Document extract:
This summer, Esther Thorson, dean of graduate studies and research at the University of Missouri's School of Journalism, as well as Shrihari Sridhar and Murali Mantrala from Missouri's Trulaske College of Business, presented research taken from the extensive confidential financial data compiled in Inland Press Association's annual Cost and Revenue Study.
They probed the spending on newsrooms, circulation and advertising sales and developed an econometric model to see how much revenue would be affected if the mix of spending was altered.
"Could they have distributed those dollars differently to make more money with good journalism?" Thorson asks. "And the answer is virtually always yes, very consistently across hundreds of newspapers. They under-spend in newsrooms by a pretty significant amount, and they overspend in circulation -- though not nearly as much as they overspend in advertising."

Data section:
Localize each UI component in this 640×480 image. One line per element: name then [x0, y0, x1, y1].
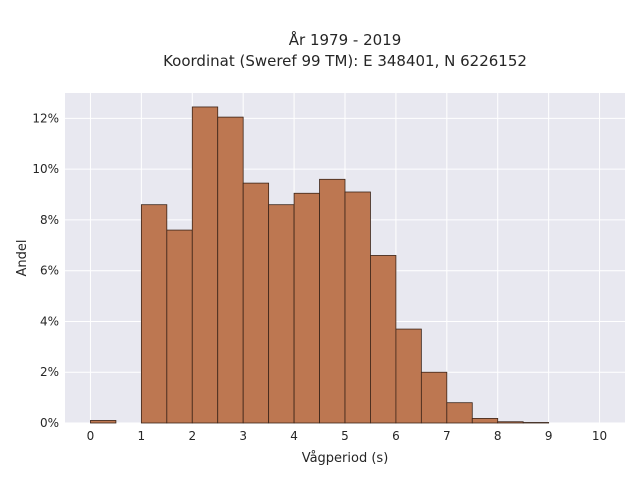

Parts of the exercise:
1. In the newspaper spending passage, whose annual study supplied the confidential financial data the researchers used?
2. Repeat the newspaper spending passage word for word, everything from "This summer, Esther" down to "and Revenue Study.".

Answer set:
1. Inland Press Association's annual Cost and Revenue Study.

2.
This summer, Esther Thorson, dean of graduate studies and research at the University of Missouri's School of Journalism, as well as Shrihari Sridhar and Murali Mantrala from Missouri's Trulaske College of Business, presented research taken from the extensive confidential financial data compiled in Inland Press Association's annual Cost and Revenue Study.